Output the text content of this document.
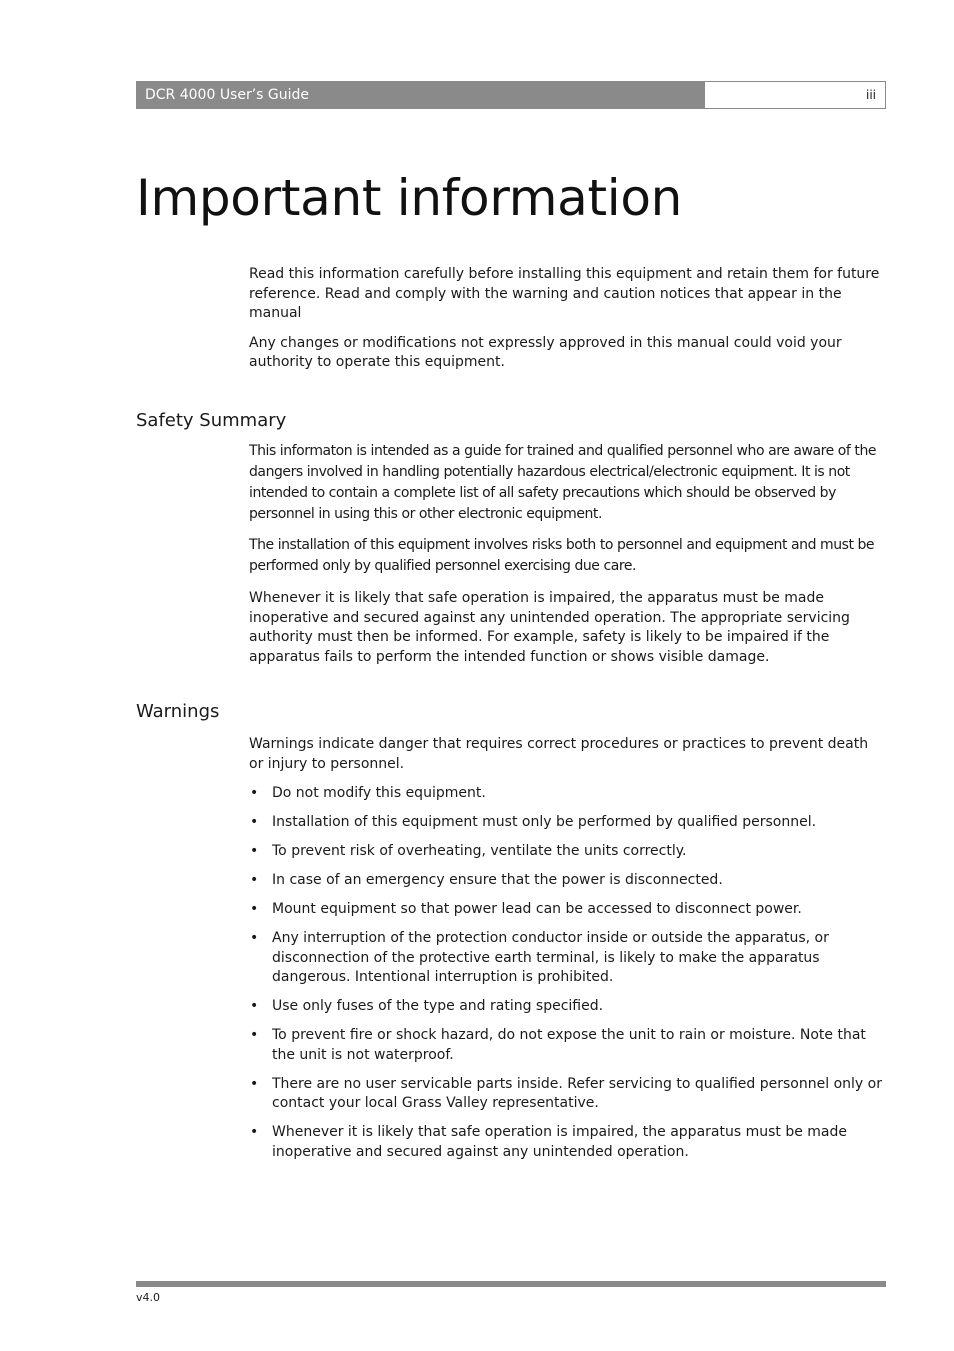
DCR 4000 User’s Guide	iii
Important information

Read this information carefully before installing this equipment and retain them for future reference. Read and comply with the warning and caution notices that appear in the manual

Any changes or modifications not expressly approved in this manual could void your authority to operate this equipment.

Safety Summary

This informaton is intended as a guide for trained and qualified personnel who are aware of the dangers involved in handling potentially hazardous electrical/electronic equipment. It is not intended to contain a complete list of all safety precautions which should be observed by personnel in using this or other electronic equipment.

The installation of this equipment involves risks both to personnel and equipment and must be performed only by qualified personnel exercising due care.

Whenever it is likely that safe operation is impaired, the apparatus must be made inoperative and secured against any unintended operation. The appropriate servicing authority must then be informed. For example, safety is likely to be impaired if the apparatus fails to perform the intended function or shows visible damage.

Warnings

Warnings indicate danger that requires correct procedures or practices to prevent death or injury to personnel.

• Do not modify this equipment.
• Installation of this equipment must only be performed by qualified personnel.
• To prevent risk of overheating, ventilate the units correctly.
• In case of an emergency ensure that the power is disconnected.
• Mount equipment so that power lead can be accessed to disconnect power.
• Any interruption of the protection conductor inside or outside the apparatus, or disconnection of the protective earth terminal, is likely to make the apparatus dangerous. Intentional interruption is prohibited.
• Use only fuses of the type and rating specified.
• To prevent fire or shock hazard, do not expose the unit to rain or moisture. Note that the unit is not waterproof.
• There are no user servicable parts inside. Refer servicing to qualified personnel only or contact your local Grass Valley representative.
• Whenever it is likely that safe operation is impaired, the apparatus must be made inoperative and secured against any unintended operation.
v4.0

• **EXERCISE OBJECTIVE**: Copy all lines in the listing above where the string "servicing" appears.

• **REPLY**:
Whenever it is likely that safe operation is impaired, the apparatus must be made inoperative and secured against any unintended operation. The appropriate servicing authority must then be informed. For example, safety is likely to be impaired if the apparatus fails to perform the intended function or shows visible damage.
• There are no user servicable parts inside. Refer servicing to qualified personnel only or contact your local Grass Valley representative.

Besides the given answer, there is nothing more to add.